▸ What is being asked: Find every line in the records below that holds the word "установка", and copy it out.

───── Given records

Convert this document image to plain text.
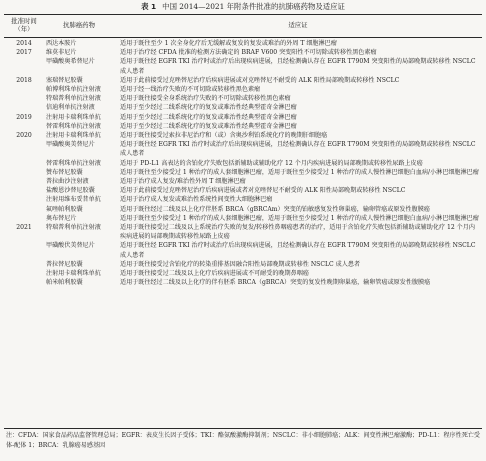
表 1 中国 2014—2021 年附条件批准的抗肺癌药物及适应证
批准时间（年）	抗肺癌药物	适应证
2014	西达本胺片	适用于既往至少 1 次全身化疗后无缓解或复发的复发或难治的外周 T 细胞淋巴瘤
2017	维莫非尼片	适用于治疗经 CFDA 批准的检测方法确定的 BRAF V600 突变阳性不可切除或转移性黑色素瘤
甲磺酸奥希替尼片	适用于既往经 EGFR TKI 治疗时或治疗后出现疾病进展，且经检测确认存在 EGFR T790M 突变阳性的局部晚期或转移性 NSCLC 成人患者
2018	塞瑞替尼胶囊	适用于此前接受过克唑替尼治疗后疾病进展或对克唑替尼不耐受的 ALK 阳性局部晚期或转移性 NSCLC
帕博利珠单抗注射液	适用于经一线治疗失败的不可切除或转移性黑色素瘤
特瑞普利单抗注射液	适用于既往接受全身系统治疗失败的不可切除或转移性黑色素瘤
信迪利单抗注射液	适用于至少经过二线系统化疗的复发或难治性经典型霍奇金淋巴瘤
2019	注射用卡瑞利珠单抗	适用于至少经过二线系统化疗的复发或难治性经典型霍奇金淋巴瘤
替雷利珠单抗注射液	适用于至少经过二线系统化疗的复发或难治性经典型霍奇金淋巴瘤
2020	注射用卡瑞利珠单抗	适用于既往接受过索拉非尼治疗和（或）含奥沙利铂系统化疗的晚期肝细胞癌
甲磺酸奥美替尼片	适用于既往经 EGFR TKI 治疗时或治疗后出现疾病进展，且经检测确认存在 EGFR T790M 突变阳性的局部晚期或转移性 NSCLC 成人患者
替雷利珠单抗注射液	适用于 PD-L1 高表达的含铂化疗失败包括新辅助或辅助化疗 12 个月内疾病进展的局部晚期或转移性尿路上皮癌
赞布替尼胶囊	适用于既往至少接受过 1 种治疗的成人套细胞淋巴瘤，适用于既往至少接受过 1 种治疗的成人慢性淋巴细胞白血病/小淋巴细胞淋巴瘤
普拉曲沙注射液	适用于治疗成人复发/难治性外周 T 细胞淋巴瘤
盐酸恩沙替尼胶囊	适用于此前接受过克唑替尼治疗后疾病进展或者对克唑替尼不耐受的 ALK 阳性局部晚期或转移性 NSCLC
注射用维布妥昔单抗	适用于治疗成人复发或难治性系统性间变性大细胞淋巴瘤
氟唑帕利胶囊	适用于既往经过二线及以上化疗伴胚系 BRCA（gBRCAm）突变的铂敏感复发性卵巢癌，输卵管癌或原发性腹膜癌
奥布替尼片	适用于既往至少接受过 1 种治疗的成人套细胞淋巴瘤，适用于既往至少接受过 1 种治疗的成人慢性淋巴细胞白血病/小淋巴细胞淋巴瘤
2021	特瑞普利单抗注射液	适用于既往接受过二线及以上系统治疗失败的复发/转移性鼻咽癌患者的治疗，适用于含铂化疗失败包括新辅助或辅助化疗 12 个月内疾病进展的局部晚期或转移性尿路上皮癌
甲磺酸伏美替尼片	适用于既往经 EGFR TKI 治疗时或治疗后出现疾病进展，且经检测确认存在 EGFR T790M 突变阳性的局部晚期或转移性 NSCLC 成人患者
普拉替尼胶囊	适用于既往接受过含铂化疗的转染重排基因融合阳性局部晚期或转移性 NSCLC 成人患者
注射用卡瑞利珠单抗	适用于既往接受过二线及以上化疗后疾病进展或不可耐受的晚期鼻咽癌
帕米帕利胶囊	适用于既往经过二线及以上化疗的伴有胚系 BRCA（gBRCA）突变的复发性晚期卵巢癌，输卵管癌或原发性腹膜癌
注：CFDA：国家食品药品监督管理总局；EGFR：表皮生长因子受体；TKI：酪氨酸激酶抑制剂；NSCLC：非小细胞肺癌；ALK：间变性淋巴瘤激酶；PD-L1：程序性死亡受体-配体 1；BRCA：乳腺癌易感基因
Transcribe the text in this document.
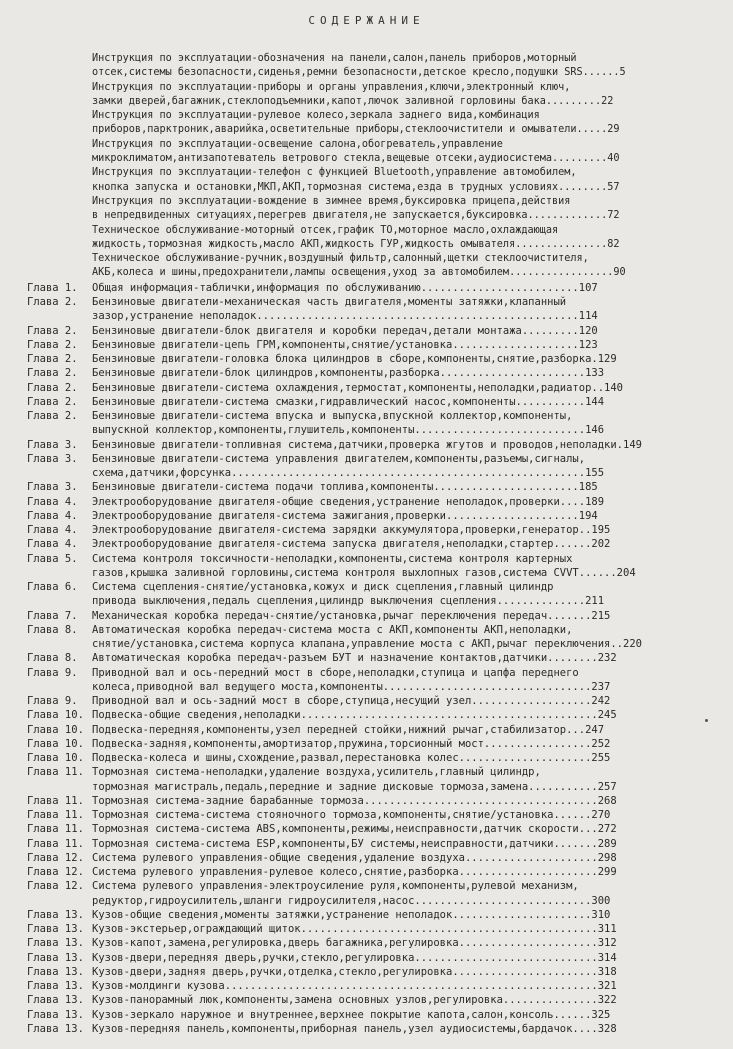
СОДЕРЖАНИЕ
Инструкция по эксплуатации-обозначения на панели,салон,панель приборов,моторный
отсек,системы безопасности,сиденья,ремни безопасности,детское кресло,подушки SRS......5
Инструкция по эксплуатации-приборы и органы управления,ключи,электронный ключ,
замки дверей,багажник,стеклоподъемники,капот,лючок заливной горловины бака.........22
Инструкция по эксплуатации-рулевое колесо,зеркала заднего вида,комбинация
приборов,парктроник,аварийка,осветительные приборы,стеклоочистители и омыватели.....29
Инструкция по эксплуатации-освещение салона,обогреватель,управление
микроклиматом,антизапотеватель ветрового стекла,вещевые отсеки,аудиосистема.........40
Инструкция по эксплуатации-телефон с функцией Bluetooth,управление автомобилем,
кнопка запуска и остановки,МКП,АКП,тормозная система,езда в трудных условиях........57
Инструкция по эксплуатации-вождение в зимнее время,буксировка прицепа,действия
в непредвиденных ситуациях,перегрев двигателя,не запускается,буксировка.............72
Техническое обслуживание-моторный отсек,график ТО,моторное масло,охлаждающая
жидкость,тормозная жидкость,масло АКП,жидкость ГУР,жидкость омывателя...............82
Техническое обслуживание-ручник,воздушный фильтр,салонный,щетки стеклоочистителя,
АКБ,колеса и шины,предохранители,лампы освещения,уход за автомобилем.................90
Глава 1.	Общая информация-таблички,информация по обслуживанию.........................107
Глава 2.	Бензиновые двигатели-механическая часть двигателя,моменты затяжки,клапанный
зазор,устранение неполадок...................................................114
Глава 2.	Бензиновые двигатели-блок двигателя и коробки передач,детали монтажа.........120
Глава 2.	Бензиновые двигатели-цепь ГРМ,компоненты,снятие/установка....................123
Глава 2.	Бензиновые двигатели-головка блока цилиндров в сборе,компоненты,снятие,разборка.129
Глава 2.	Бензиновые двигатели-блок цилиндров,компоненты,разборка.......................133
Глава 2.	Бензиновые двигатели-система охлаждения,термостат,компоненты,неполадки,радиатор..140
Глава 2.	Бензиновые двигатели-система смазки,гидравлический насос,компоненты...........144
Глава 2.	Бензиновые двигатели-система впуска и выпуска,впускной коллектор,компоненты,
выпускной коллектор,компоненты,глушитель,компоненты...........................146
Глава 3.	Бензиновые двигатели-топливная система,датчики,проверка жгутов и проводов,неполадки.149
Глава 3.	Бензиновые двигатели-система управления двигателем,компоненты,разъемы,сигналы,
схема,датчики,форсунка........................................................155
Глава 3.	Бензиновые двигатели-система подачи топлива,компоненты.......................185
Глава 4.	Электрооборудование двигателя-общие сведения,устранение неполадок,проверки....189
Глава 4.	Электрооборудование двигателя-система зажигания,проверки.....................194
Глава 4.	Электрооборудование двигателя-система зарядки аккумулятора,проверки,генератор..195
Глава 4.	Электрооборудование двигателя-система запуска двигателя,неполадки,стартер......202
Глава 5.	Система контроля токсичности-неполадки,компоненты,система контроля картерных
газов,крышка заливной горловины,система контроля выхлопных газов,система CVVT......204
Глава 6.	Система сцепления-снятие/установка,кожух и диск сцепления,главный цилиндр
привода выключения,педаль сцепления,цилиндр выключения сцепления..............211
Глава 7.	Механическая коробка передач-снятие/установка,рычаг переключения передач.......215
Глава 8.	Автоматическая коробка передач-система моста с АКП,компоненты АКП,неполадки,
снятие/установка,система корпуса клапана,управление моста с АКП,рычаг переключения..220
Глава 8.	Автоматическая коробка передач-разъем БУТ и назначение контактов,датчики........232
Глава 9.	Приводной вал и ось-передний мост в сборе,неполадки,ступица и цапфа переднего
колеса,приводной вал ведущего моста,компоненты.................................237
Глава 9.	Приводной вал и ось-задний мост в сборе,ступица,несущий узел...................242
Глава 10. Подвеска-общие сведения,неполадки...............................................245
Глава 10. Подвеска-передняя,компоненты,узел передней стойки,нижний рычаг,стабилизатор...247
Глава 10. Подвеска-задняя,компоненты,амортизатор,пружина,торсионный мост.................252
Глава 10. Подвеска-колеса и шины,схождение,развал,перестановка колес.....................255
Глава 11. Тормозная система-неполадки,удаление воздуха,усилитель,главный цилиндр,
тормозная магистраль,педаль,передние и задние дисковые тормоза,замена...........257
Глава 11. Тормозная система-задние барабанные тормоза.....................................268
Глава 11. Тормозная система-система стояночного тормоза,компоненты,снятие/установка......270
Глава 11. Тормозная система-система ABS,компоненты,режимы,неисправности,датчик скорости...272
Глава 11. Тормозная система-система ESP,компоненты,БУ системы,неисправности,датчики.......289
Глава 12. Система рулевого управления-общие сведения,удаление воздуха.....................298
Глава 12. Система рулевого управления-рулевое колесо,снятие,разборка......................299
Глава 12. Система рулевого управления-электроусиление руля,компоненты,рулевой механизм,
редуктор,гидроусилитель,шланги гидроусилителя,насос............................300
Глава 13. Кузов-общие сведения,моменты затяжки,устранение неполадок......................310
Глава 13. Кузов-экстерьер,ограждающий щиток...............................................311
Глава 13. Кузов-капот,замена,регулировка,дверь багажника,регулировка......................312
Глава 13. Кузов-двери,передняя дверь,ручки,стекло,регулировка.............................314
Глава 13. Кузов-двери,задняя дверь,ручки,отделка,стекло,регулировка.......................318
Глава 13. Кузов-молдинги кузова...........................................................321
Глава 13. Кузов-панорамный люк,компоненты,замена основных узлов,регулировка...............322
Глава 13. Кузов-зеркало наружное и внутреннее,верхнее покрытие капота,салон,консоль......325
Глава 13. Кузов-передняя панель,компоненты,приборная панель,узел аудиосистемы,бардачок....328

──────────

▸ Result below:
Глава 2.	Бензиновые двигатели-цепь ГРМ,компоненты,снятие/установка....................123
Глава 6.	Система сцепления-снятие/установка,кожух и диск сцепления,главный цилиндр
Глава 7.	Механическая коробка передач-снятие/установка,рычаг переключения передач.......215
снятие/установка,система корпуса клапана,управление моста с АКП,рычаг переключения..220
Глава 11. Тормозная система-система стояночного тормоза,компоненты,снятие/установка......270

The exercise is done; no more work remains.